● Aim of the task:
Repeat every record below exactly as it appears.

● Records:
________

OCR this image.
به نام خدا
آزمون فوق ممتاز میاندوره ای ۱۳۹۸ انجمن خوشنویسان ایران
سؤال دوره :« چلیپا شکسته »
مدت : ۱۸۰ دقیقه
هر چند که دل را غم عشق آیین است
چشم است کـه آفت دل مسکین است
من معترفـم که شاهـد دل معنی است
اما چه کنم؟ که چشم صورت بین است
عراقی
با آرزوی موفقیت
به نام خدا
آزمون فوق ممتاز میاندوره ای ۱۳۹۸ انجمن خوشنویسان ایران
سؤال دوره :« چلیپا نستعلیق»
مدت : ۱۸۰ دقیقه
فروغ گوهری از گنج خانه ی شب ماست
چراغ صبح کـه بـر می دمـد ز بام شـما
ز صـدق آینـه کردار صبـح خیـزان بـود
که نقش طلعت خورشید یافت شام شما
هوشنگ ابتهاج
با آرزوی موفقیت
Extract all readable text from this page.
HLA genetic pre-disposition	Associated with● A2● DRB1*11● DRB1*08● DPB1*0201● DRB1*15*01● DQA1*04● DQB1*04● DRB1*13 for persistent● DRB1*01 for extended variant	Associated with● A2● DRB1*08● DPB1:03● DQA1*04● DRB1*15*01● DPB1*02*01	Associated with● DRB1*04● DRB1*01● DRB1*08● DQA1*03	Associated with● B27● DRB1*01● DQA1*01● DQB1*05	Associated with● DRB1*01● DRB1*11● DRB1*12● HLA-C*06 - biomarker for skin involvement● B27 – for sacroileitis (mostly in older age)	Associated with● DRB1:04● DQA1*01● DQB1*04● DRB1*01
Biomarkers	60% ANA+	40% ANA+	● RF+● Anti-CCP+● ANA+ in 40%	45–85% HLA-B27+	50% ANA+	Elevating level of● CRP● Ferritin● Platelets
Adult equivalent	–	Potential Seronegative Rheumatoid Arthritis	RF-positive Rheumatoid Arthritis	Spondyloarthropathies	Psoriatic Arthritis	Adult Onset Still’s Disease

________

● Answer below:
OCR this image.
به نام خدا
آزمون فوق ممتاز میاندوره ای ۱۳۹۸ انجمن خوشنویسان ایران
سؤال دوره :« چلیپا شکسته »
مدت : ۱۸۰ دقیقه
هر چند که دل را غم عشق آیین است
چشم است کـه آفت دل مسکین است
من معترفـم که شاهـد دل معنی است
اما چه کنم؟ که چشم صورت بین است
عراقی
با آرزوی موفقیت
به نام خدا
آزمون فوق ممتاز میاندوره ای ۱۳۹۸ انجمن خوشنویسان ایران
سؤال دوره :« چلیپا نستعلیق»
مدت : ۱۸۰ دقیقه
فروغ گوهری از گنج خانه ی شب ماست
چراغ صبح کـه بـر می دمـد ز بام شـما
ز صـدق آینـه کردار صبـح خیـزان بـود
که نقش طلعت خورشید یافت شام شما
هوشنگ ابتهاج
با آرزوی موفقیت
Extract all readable text from this page.
HLA genetic pre-disposition	Associated with● A2● DRB1*11● DRB1*08● DPB1*0201● DRB1*15*01● DQA1*04● DQB1*04● DRB1*13 for persistent● DRB1*01 for extended variant	Associated with● A2● DRB1*08● DPB1:03● DQA1*04● DRB1*15*01● DPB1*02*01	Associated with● DRB1*04● DRB1*01● DRB1*08● DQA1*03	Associated with● B27● DRB1*01● DQA1*01● DQB1*05	Associated with● DRB1*01● DRB1*11● DRB1*12● HLA-C*06 - biomarker for skin involvement● B27 – for sacroileitis (mostly in older age)	Associated with● DRB1:04● DQA1*01● DQB1*04● DRB1*01
Biomarkers	60% ANA+	40% ANA+	● RF+● Anti-CCP+● ANA+ in 40%	45–85% HLA-B27+	50% ANA+	Elevating level of● CRP● Ferritin● Platelets
Adult equivalent	–	Potential Seronegative Rheumatoid Arthritis	RF-positive Rheumatoid Arthritis	Spondyloarthropathies	Psoriatic Arthritis	Adult Onset Still’s Disease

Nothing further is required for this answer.